• [TRY IT]: Each line of the records below that includes "text" adds one to the count; state the final count by itself.
═════ DATA ═════
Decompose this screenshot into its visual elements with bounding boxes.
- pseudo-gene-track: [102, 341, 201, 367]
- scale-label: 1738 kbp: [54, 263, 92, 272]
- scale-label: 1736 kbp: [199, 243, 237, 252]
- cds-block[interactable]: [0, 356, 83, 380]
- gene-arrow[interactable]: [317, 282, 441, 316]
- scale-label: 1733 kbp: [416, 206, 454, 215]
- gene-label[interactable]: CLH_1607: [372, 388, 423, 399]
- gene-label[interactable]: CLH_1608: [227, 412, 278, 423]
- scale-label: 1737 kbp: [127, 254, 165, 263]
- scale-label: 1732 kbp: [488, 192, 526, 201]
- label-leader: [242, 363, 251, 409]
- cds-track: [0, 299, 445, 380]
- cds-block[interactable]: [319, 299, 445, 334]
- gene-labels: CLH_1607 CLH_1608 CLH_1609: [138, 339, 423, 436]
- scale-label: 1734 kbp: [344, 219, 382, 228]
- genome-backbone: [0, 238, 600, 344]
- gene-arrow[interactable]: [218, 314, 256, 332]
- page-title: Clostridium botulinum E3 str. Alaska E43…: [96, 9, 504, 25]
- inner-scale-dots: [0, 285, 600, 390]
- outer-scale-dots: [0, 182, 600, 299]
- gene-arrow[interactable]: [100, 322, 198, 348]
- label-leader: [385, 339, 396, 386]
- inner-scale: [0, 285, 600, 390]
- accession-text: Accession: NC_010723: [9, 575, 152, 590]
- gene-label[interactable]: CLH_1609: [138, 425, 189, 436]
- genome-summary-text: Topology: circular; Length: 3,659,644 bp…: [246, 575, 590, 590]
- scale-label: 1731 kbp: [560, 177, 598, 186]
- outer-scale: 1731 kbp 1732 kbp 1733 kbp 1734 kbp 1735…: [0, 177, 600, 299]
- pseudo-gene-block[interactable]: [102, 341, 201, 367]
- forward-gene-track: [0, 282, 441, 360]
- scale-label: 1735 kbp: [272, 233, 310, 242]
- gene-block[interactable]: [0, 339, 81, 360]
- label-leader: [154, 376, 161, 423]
═════
═════ DATA ═════
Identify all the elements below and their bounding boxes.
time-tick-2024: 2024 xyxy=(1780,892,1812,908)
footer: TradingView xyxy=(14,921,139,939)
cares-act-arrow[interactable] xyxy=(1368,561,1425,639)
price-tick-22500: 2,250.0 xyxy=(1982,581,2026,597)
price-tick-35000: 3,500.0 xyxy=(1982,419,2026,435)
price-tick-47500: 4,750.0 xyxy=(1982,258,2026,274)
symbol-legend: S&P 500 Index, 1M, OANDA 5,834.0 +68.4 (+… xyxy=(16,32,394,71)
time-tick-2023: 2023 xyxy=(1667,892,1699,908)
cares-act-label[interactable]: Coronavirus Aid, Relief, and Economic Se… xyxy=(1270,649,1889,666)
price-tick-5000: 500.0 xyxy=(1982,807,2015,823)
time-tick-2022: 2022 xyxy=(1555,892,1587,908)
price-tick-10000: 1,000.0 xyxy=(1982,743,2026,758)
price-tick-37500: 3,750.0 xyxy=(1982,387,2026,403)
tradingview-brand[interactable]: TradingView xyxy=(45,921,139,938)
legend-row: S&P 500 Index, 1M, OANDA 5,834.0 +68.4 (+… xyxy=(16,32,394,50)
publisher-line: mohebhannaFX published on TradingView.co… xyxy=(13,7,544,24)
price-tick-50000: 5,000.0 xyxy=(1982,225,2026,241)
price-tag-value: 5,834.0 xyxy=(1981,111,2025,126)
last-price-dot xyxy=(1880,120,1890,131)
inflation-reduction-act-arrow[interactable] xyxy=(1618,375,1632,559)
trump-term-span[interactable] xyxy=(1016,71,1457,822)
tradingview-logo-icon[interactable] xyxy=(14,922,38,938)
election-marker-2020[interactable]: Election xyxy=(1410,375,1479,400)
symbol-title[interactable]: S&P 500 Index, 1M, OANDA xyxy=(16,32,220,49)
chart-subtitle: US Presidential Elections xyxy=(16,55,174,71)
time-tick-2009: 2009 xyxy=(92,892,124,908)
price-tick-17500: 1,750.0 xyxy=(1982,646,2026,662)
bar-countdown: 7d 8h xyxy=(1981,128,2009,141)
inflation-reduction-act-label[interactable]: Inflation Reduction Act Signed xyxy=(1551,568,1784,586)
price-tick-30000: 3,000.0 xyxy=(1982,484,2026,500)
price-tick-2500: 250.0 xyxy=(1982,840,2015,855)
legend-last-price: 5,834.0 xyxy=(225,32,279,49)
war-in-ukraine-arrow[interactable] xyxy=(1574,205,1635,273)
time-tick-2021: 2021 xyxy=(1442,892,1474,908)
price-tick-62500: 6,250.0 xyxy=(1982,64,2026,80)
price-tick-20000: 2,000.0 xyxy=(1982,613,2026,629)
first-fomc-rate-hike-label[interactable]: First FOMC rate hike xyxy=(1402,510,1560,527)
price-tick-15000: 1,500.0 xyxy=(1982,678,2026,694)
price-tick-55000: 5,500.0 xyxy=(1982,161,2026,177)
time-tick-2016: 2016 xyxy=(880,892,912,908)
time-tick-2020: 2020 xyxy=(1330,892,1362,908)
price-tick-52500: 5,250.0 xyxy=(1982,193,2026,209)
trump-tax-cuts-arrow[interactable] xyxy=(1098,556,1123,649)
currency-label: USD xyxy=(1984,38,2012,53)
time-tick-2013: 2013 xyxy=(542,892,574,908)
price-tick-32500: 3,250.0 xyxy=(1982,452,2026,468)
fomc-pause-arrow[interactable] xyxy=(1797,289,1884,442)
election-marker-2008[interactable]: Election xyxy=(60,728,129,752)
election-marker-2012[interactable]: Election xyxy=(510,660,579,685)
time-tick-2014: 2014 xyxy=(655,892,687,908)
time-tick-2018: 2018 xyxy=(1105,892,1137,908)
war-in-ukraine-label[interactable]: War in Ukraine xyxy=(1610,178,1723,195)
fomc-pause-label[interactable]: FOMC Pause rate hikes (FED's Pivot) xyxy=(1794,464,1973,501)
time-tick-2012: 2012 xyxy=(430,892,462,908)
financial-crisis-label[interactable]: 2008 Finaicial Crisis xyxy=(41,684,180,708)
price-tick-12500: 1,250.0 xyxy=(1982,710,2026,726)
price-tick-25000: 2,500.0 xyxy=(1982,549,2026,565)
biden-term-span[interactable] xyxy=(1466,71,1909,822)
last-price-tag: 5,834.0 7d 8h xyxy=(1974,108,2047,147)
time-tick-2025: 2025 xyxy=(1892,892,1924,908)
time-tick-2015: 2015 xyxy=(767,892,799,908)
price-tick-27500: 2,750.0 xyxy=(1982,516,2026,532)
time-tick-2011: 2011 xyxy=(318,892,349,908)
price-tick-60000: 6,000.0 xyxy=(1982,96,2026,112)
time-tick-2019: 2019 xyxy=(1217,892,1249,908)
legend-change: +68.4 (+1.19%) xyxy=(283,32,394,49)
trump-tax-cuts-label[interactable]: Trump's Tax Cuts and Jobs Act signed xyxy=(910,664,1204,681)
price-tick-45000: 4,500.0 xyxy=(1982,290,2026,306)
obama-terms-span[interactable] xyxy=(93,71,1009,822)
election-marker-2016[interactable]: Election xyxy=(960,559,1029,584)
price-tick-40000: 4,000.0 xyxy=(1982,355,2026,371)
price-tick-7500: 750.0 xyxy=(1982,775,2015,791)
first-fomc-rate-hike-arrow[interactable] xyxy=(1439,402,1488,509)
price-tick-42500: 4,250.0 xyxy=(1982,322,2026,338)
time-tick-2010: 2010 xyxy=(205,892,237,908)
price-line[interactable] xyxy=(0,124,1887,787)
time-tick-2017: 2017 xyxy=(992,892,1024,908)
═════
• [SOLUTION TO THIS TASK]: 2